● INSTRUCTIONS TO FOLLOW: Locate every line in the records below that contains the word "我校第三期", and copy each one.

--- begin RECORDS FOR THIS TASK ---

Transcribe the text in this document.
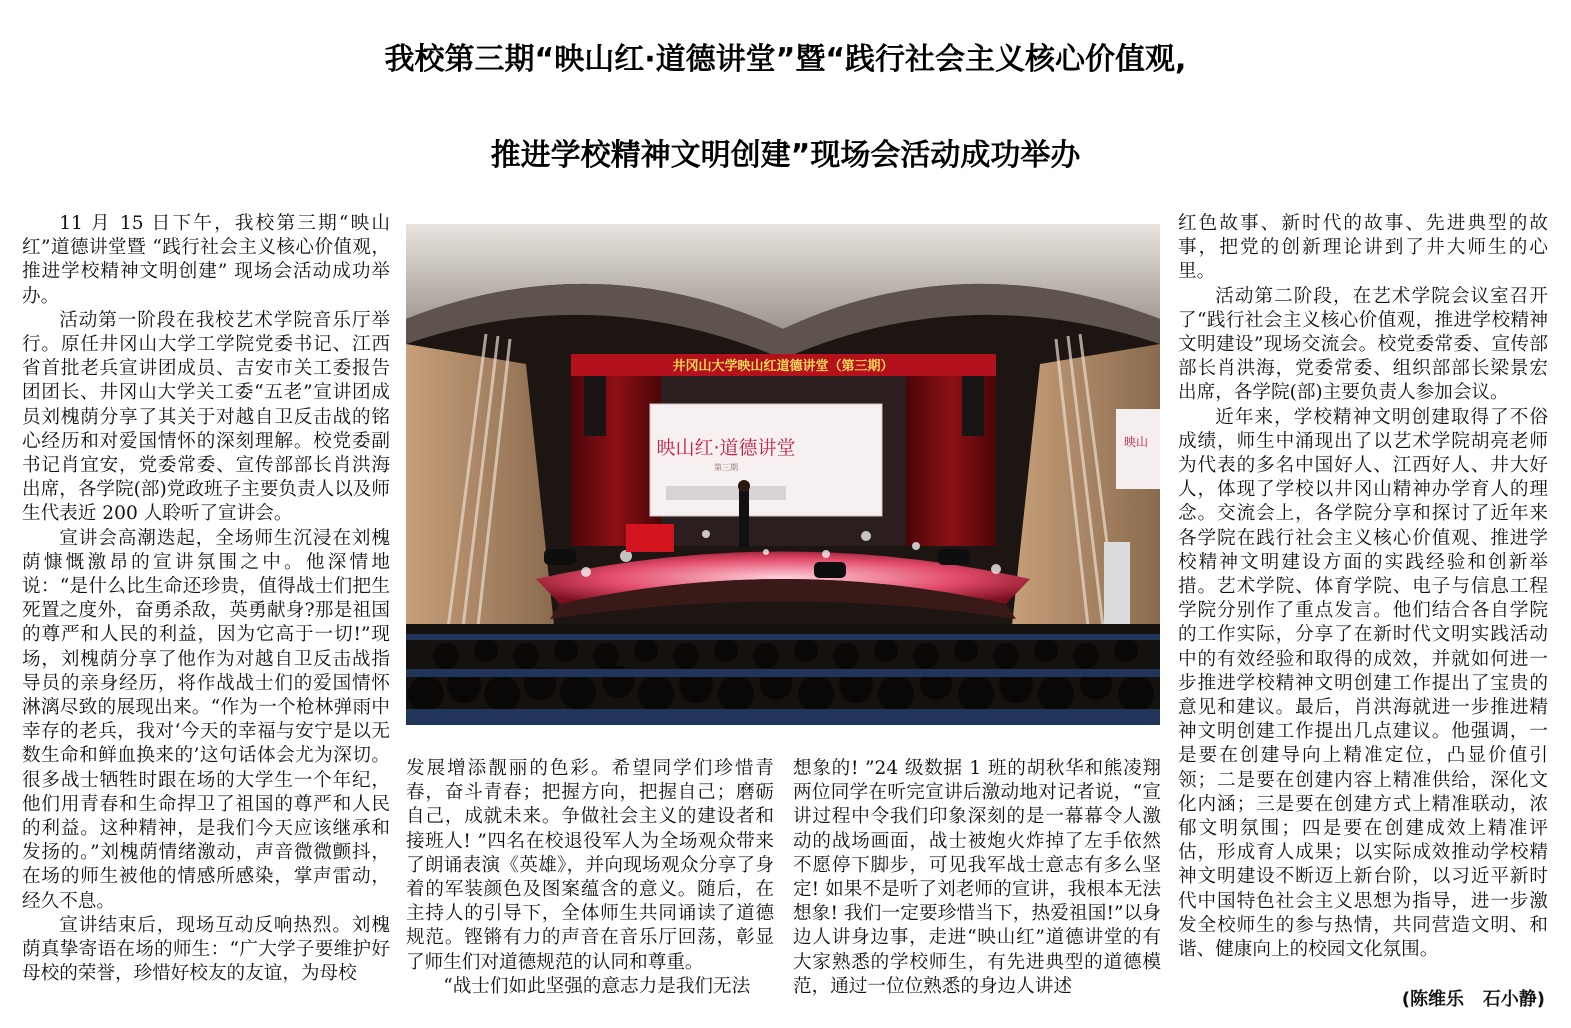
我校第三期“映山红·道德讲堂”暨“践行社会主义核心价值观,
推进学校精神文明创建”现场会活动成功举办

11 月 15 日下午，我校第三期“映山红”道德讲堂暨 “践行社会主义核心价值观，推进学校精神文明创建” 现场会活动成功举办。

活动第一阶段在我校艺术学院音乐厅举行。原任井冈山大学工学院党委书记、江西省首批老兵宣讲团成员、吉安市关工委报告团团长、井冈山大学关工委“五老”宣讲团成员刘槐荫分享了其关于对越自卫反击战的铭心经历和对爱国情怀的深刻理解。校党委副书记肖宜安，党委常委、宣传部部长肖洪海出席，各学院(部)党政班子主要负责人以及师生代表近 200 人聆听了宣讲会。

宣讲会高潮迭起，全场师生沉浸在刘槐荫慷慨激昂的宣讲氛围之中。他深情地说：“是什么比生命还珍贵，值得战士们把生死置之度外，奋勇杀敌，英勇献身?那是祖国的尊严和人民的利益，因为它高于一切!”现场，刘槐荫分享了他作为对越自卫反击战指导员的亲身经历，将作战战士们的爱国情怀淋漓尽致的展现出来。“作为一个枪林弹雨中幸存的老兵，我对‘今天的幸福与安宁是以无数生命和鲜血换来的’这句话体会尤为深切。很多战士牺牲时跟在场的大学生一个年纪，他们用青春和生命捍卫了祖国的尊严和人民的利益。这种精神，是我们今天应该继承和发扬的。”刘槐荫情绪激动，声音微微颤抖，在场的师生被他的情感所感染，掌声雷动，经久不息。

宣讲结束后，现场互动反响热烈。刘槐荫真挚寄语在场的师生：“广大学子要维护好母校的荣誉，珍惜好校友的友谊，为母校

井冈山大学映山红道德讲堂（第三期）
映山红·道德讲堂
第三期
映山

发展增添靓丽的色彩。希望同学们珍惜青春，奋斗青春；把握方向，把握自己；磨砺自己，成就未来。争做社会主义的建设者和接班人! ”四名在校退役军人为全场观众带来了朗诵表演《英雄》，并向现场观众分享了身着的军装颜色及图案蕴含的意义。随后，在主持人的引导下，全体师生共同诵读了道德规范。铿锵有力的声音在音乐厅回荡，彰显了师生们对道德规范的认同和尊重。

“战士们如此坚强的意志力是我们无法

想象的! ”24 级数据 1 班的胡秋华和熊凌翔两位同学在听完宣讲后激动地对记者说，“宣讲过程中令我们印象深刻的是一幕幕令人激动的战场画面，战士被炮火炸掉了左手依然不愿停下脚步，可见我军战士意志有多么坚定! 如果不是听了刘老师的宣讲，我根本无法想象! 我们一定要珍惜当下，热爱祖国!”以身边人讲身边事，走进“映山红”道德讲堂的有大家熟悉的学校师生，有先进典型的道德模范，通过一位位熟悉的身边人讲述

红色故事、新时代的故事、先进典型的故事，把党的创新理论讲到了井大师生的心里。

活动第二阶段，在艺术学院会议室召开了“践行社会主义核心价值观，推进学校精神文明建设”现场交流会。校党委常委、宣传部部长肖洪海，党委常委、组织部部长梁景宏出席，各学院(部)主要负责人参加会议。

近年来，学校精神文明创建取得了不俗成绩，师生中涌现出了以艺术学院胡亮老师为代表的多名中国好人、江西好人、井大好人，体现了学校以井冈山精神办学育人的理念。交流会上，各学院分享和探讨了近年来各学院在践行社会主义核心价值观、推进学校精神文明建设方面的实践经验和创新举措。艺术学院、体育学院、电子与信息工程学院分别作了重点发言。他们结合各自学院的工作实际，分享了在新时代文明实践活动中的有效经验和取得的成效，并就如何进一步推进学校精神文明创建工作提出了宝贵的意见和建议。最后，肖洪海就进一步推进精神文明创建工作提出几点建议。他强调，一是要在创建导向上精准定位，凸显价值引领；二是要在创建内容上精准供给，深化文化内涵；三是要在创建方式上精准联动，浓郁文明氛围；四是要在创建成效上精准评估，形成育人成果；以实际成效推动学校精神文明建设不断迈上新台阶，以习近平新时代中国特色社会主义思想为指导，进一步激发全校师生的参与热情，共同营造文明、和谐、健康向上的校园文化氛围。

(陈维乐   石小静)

--- end RECORDS FOR THIS TASK ---

● SOLVED EXERCISE:
我校第三期“映山红·道德讲堂”暨“践行社会主义核心价值观,
11 月 15 日下午，我校第三期“映山红”道德讲堂暨 “践行社会主义核心价值观，推进学校精神文明创建” 现场会活动成功举办。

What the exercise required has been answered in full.